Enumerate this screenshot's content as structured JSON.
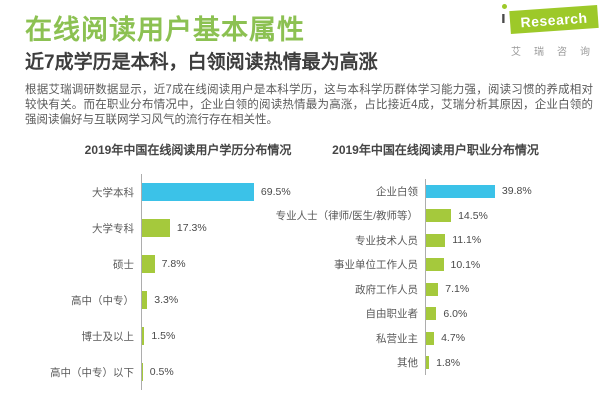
{
  "header": {
    "title": "在线阅读用户基本属性",
    "subtitle": "近7成学历是本科，白领阅读热情最为高涨",
    "paragraph": "根据艾瑞调研数据显示，近7成在线阅读用户是本科学历，这与本科学历群体学习能力强，阅读习惯的养成相对较快有关。而在职业分布情况中，企业白领的阅读热情最为高涨，占比接近4成，艾瑞分析其原因，企业白领的强阅读偏好与互联网学习风气的流行存在相关性。"
  },
  "logo": {
    "i_char": "ı",
    "brand": "Research",
    "caption": "艾瑞咨询"
  },
  "colors": {
    "title_green": "#8CC152",
    "logo_green": "#9DC929",
    "bar_green": "#A5C93C",
    "bar_cyan": "#3BC2E8",
    "subtitle_dark": "#3D3D3D",
    "body_gray": "#5A5A5A"
  },
  "chart_data": [
    {
      "type": "bar",
      "orientation": "horizontal",
      "title": "2019年中国在线阅读用户学历分布情况",
      "categories": [
        "大学本科",
        "大学专科",
        "硕士",
        "高中（中专）",
        "博士及以上",
        "高中（中专）以下"
      ],
      "values": [
        69.5,
        17.3,
        7.8,
        3.3,
        1.5,
        0.5
      ],
      "value_labels": [
        "69.5%",
        "17.3%",
        "7.8%",
        "3.3%",
        "1.5%",
        "0.5%"
      ],
      "highlight_index": 0,
      "highlight_color": "#3BC2E8",
      "bar_color": "#A5C93C",
      "xlim": [
        0,
        100
      ],
      "grid": false,
      "legend": "none"
    },
    {
      "type": "bar",
      "orientation": "horizontal",
      "title": "2019年中国在线阅读用户职业分布情况",
      "categories": [
        "企业白领",
        "专业人士（律师/医生/教师等）",
        "专业技术人员",
        "事业单位工作人员",
        "政府工作人员",
        "自由职业者",
        "私营业主",
        "其他"
      ],
      "values": [
        39.8,
        14.5,
        11.1,
        10.1,
        7.1,
        6.0,
        4.7,
        1.8
      ],
      "value_labels": [
        "39.8%",
        "14.5%",
        "11.1%",
        "10.1%",
        "7.1%",
        "6.0%",
        "4.7%",
        "1.8%"
      ],
      "highlight_index": 0,
      "highlight_color": "#3BC2E8",
      "bar_color": "#A5C93C",
      "xlim": [
        0,
        100
      ],
      "grid": false,
      "legend": "none"
    }
  ]
}
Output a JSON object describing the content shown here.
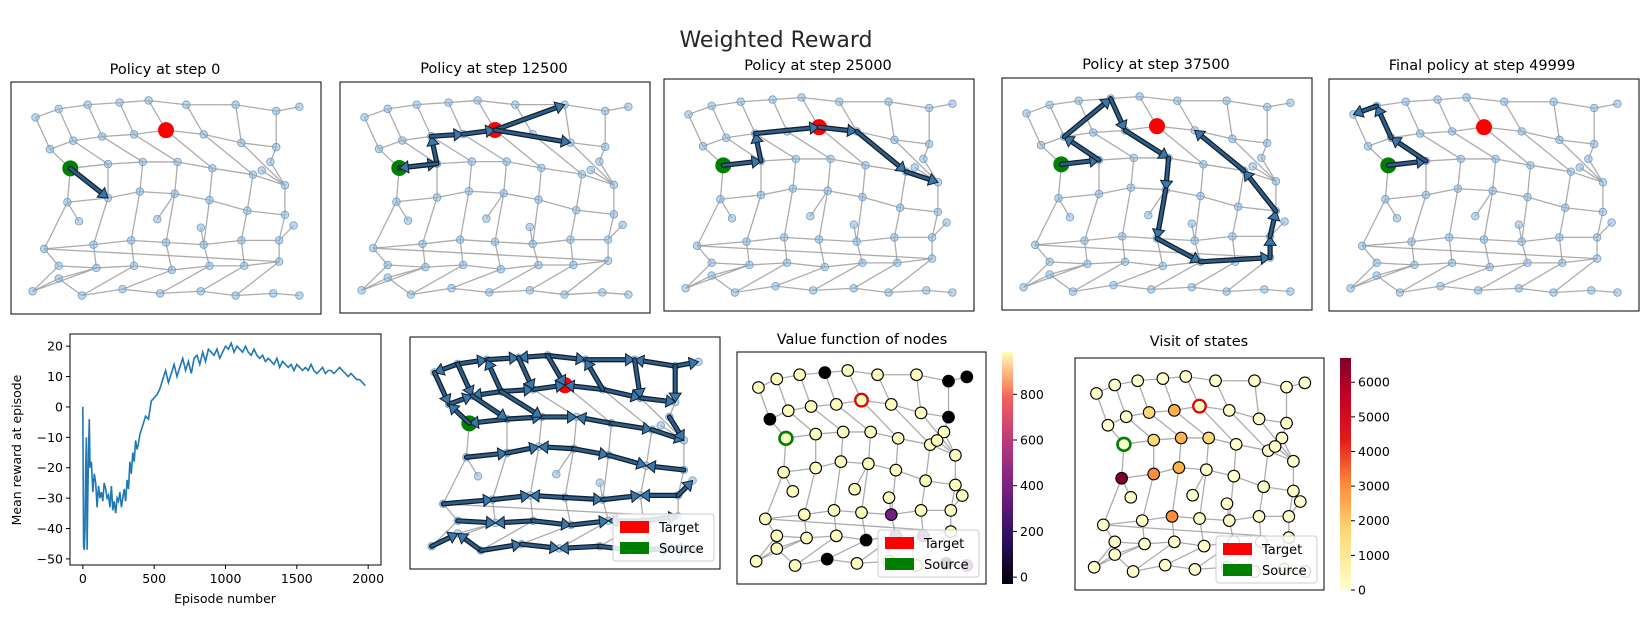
{
  "figure": {
    "suptitle": "Weighted Reward"
  },
  "policy_panels": [
    {
      "title": "Policy at step 0"
    },
    {
      "title": "Policy at step 12500"
    },
    {
      "title": "Policy at step 25000"
    },
    {
      "title": "Policy at step 37500"
    },
    {
      "title": "Final policy at step 49999"
    }
  ],
  "value_panel": {
    "title": "Value function of nodes"
  },
  "visit_panel": {
    "title": "Visit of states"
  },
  "legend": {
    "target": "Target",
    "source": "Source"
  },
  "colors": {
    "target": "#ff0000",
    "source": "#008000",
    "line": "#1f77b4",
    "node": "#1f77b4",
    "arrow": "#3b77a8"
  },
  "colorbars": {
    "value": {
      "colormap": "magma",
      "ticks": [
        "0",
        "200",
        "400",
        "600",
        "800"
      ],
      "min": -30,
      "max": 985,
      "tick_values": [
        0,
        200,
        400,
        600,
        800
      ]
    },
    "visit": {
      "colormap": "YlOrRd",
      "ticks": [
        "0",
        "1000",
        "2000",
        "3000",
        "4000",
        "5000",
        "6000"
      ],
      "min": 0,
      "max": 6700,
      "tick_values": [
        0,
        1000,
        2000,
        3000,
        4000,
        5000,
        6000
      ]
    }
  },
  "chart_data": [
    {
      "type": "line",
      "xlabel": "Episode number",
      "ylabel": "Mean reward at episode",
      "xlim": [
        -90,
        2090
      ],
      "ylim": [
        -52,
        24
      ],
      "xticks": [
        "0",
        "500",
        "1000",
        "1500",
        "2000"
      ],
      "yticks": [
        "20",
        "10",
        "0",
        "−10",
        "−20",
        "−30",
        "−40",
        "−50"
      ],
      "xtick_values": [
        0,
        500,
        1000,
        1500,
        2000
      ],
      "ytick_values": [
        20,
        10,
        0,
        -10,
        -20,
        -30,
        -40,
        -50
      ],
      "series": [
        {
          "x": [
            0,
            5,
            10,
            15,
            20,
            25,
            30,
            35,
            40,
            45,
            50,
            60,
            70,
            80,
            90,
            100,
            110,
            120,
            130,
            140,
            150,
            160,
            170,
            180,
            190,
            200,
            210,
            220,
            230,
            240,
            250,
            260,
            270,
            280,
            290,
            300,
            310,
            320,
            330,
            340,
            350,
            360,
            370,
            380,
            390,
            400,
            420,
            440,
            460,
            480,
            500,
            520,
            540,
            560,
            580,
            600,
            620,
            640,
            660,
            680,
            700,
            720,
            740,
            760,
            780,
            800,
            820,
            840,
            860,
            880,
            900,
            920,
            940,
            960,
            980,
            1000,
            1020,
            1040,
            1060,
            1080,
            1100,
            1120,
            1140,
            1160,
            1180,
            1200,
            1220,
            1240,
            1260,
            1280,
            1300,
            1320,
            1340,
            1360,
            1380,
            1400,
            1420,
            1440,
            1460,
            1480,
            1500,
            1520,
            1540,
            1560,
            1580,
            1600,
            1620,
            1640,
            1660,
            1680,
            1700,
            1720,
            1740,
            1760,
            1780,
            1800,
            1820,
            1840,
            1860,
            1880,
            1900,
            1920,
            1940,
            1960,
            1980
          ],
          "y": [
            0,
            -46,
            -47,
            -40,
            -20,
            -10,
            -47,
            -30,
            -15,
            -4,
            -20,
            -18,
            -28,
            -22,
            -25,
            -33,
            -26,
            -30,
            -28,
            -31,
            -25,
            -27,
            -30,
            -29,
            -33,
            -26,
            -34,
            -31,
            -35,
            -30,
            -31,
            -28,
            -33,
            -30,
            -27,
            -31,
            -24,
            -27,
            -18,
            -22,
            -15,
            -18,
            -11,
            -14,
            -12,
            -9,
            -6,
            -3,
            -4,
            2,
            3,
            4,
            6,
            9,
            12,
            8,
            11,
            14,
            10,
            13,
            16,
            12,
            15,
            11,
            16,
            17,
            14,
            18,
            15,
            19,
            18,
            17,
            19,
            16,
            18,
            20,
            19,
            21,
            18,
            20,
            19,
            18,
            20,
            18,
            17,
            19,
            17,
            16,
            17,
            15,
            16,
            15,
            14,
            16,
            13,
            15,
            14,
            13,
            14,
            12,
            14,
            13,
            12,
            13,
            12,
            14,
            12,
            11,
            12,
            13,
            11,
            12,
            12,
            11,
            12,
            13,
            12,
            11,
            10,
            11,
            10,
            9,
            9,
            8,
            7
          ]
        }
      ]
    }
  ]
}
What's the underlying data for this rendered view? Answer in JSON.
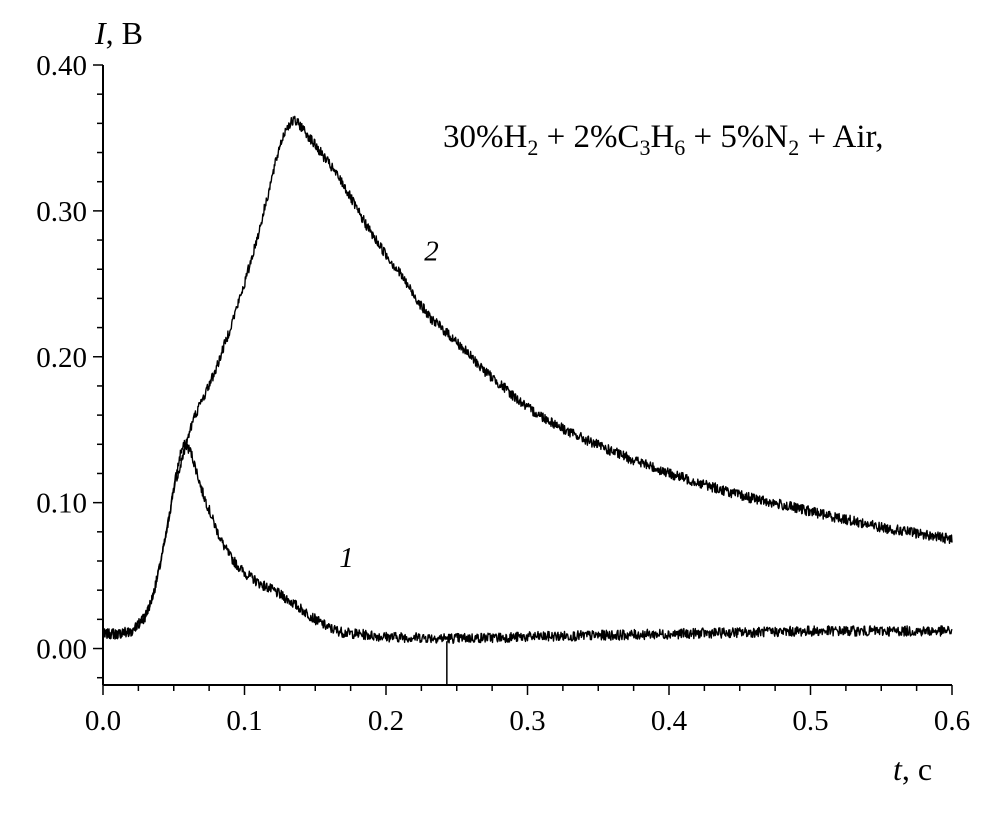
{
  "chart_data": {
    "type": "line",
    "title": "",
    "formula": {
      "parts": [
        {
          "text": "30%H",
          "sub": "2"
        },
        {
          "text": " + 2%C",
          "sub": "3"
        },
        {
          "text": "H",
          "sub": "6"
        },
        {
          "text": " + 5%N",
          "sub": "2"
        },
        {
          "text": " + Air,",
          "sub": ""
        }
      ]
    },
    "xlabel": {
      "var": "t",
      "unit": ", c"
    },
    "ylabel": {
      "var": "I",
      "unit": ", B"
    },
    "xlim": [
      0.0,
      0.6
    ],
    "ylim": [
      -0.025,
      0.4
    ],
    "xticks": [
      {
        "value": 0.0,
        "label": "0.0"
      },
      {
        "value": 0.1,
        "label": "0.1"
      },
      {
        "value": 0.2,
        "label": "0.2"
      },
      {
        "value": 0.3,
        "label": "0.3"
      },
      {
        "value": 0.4,
        "label": "0.4"
      },
      {
        "value": 0.5,
        "label": "0.5"
      },
      {
        "value": 0.6,
        "label": "0.6"
      }
    ],
    "yticks": [
      {
        "value": 0.0,
        "label": "0.00"
      },
      {
        "value": 0.1,
        "label": "0.10"
      },
      {
        "value": 0.2,
        "label": "0.20"
      },
      {
        "value": 0.3,
        "label": "0.30"
      },
      {
        "value": 0.4,
        "label": "0.40"
      }
    ],
    "grid": false,
    "marker_line_x": 0.243,
    "series": [
      {
        "label": "1",
        "label_at": [
          0.167,
          0.056
        ],
        "x": [
          0.0,
          0.01,
          0.02,
          0.03,
          0.035,
          0.04,
          0.045,
          0.05,
          0.055,
          0.058,
          0.062,
          0.066,
          0.07,
          0.075,
          0.08,
          0.085,
          0.09,
          0.095,
          0.1,
          0.11,
          0.12,
          0.13,
          0.14,
          0.15,
          0.16,
          0.17,
          0.18,
          0.2,
          0.25,
          0.3,
          0.35,
          0.4,
          0.45,
          0.5,
          0.55,
          0.6
        ],
        "y": [
          0.01,
          0.01,
          0.012,
          0.022,
          0.035,
          0.055,
          0.08,
          0.11,
          0.135,
          0.14,
          0.135,
          0.122,
          0.108,
          0.095,
          0.082,
          0.071,
          0.063,
          0.057,
          0.052,
          0.045,
          0.04,
          0.034,
          0.027,
          0.02,
          0.014,
          0.011,
          0.01,
          0.008,
          0.007,
          0.008,
          0.009,
          0.01,
          0.011,
          0.012,
          0.012,
          0.012
        ]
      },
      {
        "label": "2",
        "label_at": [
          0.227,
          0.266
        ],
        "x": [
          0.0,
          0.01,
          0.02,
          0.03,
          0.035,
          0.04,
          0.045,
          0.05,
          0.055,
          0.06,
          0.065,
          0.07,
          0.08,
          0.09,
          0.1,
          0.11,
          0.12,
          0.125,
          0.13,
          0.135,
          0.14,
          0.15,
          0.16,
          0.17,
          0.18,
          0.19,
          0.2,
          0.21,
          0.22,
          0.23,
          0.25,
          0.27,
          0.3,
          0.33,
          0.36,
          0.4,
          0.45,
          0.5,
          0.55,
          0.6
        ],
        "y": [
          0.01,
          0.01,
          0.012,
          0.022,
          0.035,
          0.055,
          0.08,
          0.11,
          0.127,
          0.145,
          0.16,
          0.17,
          0.192,
          0.22,
          0.25,
          0.285,
          0.325,
          0.345,
          0.358,
          0.362,
          0.358,
          0.345,
          0.332,
          0.318,
          0.3,
          0.284,
          0.27,
          0.257,
          0.242,
          0.228,
          0.21,
          0.19,
          0.165,
          0.148,
          0.135,
          0.12,
          0.105,
          0.094,
          0.083,
          0.075
        ]
      }
    ]
  }
}
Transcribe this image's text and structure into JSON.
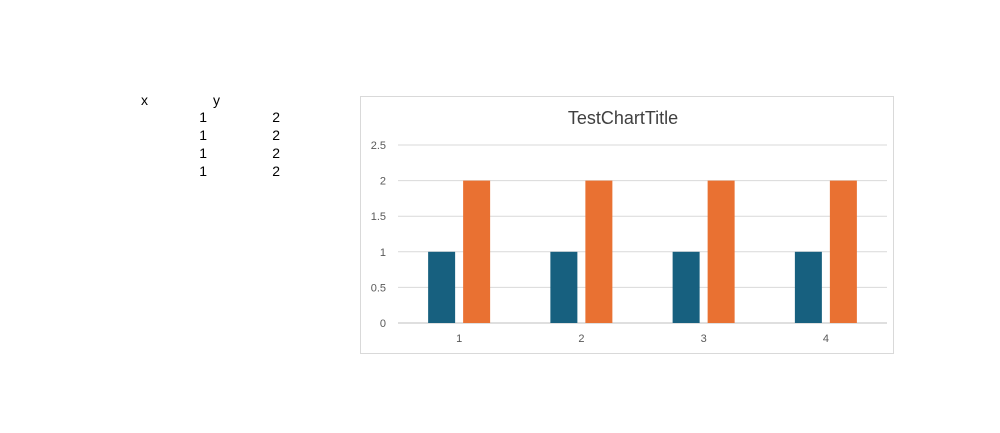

(WRITTEN INSTRUCTION) Of the lines in the data above, how many contain the word "text"? Give only that figure.

(SOLUTION TO THIS TASK) 6